§ **DATA EXTRACT**
>>
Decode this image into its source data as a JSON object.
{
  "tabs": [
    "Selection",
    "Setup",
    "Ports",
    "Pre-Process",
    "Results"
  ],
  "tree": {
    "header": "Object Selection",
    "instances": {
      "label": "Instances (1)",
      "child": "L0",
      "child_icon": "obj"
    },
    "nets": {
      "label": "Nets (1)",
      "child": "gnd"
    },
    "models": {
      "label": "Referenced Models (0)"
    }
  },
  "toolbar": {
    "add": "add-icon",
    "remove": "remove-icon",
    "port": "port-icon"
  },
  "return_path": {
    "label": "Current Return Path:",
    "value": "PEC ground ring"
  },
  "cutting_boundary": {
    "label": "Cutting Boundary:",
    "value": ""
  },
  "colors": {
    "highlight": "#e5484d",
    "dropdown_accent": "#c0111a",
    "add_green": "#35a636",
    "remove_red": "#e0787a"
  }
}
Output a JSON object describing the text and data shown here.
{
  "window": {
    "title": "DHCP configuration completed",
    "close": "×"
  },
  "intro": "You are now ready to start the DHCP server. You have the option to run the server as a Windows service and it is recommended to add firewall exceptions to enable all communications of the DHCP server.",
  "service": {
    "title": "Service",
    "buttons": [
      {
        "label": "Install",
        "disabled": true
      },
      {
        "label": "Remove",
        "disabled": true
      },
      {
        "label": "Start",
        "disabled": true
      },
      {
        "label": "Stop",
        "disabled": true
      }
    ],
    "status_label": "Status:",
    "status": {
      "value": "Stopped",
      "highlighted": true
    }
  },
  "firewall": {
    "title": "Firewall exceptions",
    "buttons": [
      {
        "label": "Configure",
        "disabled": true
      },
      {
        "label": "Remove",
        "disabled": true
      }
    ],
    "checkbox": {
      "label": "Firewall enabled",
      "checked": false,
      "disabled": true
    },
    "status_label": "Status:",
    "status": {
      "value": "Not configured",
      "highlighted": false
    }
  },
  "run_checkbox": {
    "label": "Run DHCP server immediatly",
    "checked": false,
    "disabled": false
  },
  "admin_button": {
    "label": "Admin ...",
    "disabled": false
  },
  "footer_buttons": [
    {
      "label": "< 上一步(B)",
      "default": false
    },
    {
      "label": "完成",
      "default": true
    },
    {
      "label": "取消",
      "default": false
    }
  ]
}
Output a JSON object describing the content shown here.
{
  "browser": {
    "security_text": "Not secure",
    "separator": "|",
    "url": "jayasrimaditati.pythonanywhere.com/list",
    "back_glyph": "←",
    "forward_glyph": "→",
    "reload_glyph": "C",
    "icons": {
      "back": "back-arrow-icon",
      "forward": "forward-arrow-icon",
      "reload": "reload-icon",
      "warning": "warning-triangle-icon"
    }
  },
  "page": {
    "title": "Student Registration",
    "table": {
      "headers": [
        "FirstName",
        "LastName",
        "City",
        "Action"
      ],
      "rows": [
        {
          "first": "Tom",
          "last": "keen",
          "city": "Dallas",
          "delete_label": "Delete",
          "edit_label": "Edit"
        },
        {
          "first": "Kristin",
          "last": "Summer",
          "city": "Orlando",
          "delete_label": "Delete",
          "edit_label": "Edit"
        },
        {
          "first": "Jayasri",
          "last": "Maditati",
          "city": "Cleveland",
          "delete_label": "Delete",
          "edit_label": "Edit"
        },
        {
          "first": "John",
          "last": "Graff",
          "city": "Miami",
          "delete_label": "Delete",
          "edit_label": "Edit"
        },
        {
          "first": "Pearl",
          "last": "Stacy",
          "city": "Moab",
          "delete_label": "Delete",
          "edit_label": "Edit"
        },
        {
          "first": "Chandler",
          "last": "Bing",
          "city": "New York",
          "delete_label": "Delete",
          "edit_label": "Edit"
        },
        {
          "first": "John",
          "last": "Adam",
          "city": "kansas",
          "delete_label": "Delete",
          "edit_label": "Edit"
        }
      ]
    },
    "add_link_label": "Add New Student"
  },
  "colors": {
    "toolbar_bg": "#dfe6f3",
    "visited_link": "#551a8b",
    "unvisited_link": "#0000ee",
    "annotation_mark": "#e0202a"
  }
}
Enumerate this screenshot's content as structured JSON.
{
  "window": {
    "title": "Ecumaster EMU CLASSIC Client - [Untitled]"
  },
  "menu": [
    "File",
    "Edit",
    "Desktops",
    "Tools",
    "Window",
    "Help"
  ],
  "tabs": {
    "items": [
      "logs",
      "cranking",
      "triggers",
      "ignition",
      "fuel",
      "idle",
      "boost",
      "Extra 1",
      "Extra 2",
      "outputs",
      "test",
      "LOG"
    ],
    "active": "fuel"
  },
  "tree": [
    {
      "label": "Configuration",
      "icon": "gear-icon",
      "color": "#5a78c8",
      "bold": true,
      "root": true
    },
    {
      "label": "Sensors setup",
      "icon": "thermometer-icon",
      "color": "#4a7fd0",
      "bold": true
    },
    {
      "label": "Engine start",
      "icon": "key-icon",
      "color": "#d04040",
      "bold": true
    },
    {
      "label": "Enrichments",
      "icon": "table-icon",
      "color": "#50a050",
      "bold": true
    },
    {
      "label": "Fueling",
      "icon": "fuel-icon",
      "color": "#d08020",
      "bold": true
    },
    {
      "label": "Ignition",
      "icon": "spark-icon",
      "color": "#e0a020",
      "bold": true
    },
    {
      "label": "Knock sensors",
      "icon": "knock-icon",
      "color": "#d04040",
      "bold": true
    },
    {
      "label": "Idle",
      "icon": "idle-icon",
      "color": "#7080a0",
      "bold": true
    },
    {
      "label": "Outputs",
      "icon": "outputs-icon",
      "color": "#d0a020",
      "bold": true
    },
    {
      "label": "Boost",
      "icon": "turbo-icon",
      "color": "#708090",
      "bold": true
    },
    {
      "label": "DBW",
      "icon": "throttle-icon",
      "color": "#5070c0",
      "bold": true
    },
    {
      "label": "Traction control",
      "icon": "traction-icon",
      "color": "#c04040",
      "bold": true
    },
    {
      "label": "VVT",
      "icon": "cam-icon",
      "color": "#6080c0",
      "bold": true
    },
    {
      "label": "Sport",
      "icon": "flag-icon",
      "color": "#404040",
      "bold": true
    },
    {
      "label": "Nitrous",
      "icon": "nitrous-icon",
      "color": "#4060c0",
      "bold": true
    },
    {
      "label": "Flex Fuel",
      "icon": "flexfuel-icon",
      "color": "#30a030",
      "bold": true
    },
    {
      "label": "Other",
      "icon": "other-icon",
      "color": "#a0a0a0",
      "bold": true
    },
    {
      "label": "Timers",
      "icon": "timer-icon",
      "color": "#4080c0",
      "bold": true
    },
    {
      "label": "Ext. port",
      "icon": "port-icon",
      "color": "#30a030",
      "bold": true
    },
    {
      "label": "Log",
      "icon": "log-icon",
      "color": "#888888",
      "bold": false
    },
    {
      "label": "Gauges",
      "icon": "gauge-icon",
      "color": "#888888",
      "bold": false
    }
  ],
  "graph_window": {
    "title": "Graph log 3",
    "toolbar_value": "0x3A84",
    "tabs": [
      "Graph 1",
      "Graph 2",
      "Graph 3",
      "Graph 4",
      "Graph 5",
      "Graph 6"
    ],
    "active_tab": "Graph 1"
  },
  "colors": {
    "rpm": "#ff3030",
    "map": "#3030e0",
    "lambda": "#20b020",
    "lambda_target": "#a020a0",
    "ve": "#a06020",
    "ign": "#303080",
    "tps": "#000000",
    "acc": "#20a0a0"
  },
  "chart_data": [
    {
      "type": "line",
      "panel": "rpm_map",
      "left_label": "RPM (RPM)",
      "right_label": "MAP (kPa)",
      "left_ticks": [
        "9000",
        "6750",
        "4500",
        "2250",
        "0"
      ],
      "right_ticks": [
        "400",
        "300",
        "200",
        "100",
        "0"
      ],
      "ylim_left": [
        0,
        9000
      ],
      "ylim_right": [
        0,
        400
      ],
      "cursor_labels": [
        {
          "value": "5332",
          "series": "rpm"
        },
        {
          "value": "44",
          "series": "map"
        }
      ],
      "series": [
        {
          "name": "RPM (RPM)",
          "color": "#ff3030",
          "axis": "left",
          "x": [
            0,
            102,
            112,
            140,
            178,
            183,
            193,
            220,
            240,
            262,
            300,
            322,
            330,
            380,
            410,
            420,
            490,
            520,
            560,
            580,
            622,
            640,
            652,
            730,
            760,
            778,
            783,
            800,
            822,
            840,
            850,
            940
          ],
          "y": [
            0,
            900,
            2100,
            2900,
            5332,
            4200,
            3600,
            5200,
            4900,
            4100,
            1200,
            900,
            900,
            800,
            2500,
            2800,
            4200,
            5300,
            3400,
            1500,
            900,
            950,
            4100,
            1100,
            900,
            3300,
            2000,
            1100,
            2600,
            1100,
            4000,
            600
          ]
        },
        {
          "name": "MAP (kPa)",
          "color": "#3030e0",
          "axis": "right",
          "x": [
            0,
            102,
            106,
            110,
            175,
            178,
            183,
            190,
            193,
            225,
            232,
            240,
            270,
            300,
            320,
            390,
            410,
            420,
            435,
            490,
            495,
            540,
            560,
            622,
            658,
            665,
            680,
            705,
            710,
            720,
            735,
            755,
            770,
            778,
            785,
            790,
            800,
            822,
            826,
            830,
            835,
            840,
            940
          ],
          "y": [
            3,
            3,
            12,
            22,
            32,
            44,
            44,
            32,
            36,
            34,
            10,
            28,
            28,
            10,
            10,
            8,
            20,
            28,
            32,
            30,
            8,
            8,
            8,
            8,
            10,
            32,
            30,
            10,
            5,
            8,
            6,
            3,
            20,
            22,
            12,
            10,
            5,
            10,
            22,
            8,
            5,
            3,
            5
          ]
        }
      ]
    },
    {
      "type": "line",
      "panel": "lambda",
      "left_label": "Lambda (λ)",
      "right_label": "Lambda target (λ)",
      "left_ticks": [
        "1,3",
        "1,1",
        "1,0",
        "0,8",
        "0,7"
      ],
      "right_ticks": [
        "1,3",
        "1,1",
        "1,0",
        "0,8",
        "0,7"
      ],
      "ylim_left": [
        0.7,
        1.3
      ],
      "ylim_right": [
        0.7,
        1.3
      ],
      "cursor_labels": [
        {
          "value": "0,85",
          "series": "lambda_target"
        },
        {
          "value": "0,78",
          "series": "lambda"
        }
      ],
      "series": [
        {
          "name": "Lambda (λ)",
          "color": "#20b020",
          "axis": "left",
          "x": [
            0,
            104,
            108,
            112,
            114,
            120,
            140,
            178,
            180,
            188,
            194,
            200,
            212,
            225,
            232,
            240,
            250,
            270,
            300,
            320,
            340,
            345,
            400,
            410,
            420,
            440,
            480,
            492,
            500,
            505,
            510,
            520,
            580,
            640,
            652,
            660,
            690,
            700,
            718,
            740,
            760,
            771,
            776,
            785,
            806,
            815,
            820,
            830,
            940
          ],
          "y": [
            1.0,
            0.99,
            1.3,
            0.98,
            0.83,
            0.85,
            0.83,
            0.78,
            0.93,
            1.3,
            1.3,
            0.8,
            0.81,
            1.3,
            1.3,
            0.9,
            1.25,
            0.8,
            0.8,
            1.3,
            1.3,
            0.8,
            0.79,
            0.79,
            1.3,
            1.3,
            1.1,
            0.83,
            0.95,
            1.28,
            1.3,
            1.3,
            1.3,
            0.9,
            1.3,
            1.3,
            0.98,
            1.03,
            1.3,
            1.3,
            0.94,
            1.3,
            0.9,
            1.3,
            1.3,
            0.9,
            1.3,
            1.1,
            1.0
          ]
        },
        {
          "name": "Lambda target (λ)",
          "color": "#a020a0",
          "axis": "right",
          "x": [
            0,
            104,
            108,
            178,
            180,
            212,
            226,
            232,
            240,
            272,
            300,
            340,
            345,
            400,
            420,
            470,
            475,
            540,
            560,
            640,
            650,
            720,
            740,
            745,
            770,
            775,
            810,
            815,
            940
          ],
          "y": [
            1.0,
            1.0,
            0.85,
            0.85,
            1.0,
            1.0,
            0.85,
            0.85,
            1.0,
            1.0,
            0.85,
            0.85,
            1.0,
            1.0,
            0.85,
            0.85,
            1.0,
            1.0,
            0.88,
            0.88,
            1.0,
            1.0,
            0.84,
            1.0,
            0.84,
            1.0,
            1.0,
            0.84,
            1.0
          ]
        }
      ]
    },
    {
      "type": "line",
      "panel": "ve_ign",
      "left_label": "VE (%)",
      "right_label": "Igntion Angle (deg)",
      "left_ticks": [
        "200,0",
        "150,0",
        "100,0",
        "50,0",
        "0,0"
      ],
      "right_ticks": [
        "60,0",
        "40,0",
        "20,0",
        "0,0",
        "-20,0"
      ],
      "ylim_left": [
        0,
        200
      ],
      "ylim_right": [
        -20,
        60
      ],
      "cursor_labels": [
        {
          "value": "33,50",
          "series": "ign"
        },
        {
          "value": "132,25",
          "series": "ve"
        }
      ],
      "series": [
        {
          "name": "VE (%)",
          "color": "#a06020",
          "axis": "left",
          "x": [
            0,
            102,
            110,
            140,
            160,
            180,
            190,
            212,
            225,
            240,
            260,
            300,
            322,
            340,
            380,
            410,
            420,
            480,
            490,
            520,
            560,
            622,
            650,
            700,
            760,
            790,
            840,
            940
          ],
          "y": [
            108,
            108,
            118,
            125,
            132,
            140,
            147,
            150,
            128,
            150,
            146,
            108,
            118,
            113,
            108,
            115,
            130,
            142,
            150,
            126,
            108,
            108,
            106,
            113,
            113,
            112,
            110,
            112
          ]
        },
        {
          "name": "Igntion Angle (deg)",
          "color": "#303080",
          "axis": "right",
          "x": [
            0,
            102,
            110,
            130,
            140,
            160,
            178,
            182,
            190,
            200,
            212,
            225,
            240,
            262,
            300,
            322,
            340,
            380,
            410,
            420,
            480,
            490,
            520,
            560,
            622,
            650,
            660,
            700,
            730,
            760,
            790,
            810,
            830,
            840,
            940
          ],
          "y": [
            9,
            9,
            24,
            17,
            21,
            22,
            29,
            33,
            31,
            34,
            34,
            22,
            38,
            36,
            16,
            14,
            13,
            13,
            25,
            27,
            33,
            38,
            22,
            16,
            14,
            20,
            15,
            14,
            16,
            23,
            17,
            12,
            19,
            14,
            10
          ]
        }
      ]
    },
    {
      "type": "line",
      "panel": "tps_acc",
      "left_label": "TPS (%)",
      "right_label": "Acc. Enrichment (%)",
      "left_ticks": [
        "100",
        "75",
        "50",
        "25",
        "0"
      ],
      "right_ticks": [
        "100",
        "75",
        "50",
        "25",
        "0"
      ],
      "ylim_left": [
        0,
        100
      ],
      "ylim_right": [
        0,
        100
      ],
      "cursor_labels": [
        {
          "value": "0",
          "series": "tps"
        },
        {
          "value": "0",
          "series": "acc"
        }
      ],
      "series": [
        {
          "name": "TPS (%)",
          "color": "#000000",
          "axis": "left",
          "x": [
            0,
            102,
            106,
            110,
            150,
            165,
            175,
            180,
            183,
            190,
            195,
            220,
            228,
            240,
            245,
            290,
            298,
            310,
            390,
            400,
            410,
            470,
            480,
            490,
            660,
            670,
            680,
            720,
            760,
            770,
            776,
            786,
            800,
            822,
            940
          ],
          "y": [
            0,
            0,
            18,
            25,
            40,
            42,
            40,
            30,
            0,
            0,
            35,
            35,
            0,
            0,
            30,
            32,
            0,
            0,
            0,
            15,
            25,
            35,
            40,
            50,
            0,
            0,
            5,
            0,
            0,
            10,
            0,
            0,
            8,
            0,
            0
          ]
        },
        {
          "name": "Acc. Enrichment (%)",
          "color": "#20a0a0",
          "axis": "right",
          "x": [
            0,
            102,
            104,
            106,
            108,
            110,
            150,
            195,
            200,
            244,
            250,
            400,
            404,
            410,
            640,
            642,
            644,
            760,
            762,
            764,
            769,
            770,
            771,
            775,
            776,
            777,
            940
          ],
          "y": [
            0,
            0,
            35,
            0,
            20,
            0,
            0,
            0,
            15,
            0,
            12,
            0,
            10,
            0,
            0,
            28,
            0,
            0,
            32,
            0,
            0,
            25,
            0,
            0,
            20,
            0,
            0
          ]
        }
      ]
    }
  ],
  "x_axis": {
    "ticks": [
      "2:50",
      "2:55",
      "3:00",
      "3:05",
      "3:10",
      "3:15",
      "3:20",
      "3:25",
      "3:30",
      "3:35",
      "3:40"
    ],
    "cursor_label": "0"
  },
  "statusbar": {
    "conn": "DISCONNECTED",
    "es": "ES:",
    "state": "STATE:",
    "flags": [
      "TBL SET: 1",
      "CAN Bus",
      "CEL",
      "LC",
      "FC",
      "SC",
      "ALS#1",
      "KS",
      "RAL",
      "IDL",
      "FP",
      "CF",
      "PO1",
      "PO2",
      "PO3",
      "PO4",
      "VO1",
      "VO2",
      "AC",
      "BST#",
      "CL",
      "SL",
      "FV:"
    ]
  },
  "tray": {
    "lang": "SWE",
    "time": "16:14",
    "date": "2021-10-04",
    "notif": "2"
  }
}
<<
§ **SHORT TASK**
In the listing, find each line with the string "Student" and copy it.

§ **OUTPUT FOR THIS EXERCISE**
    "title": "Student Registration",
    "add_link_label": "Add New Student"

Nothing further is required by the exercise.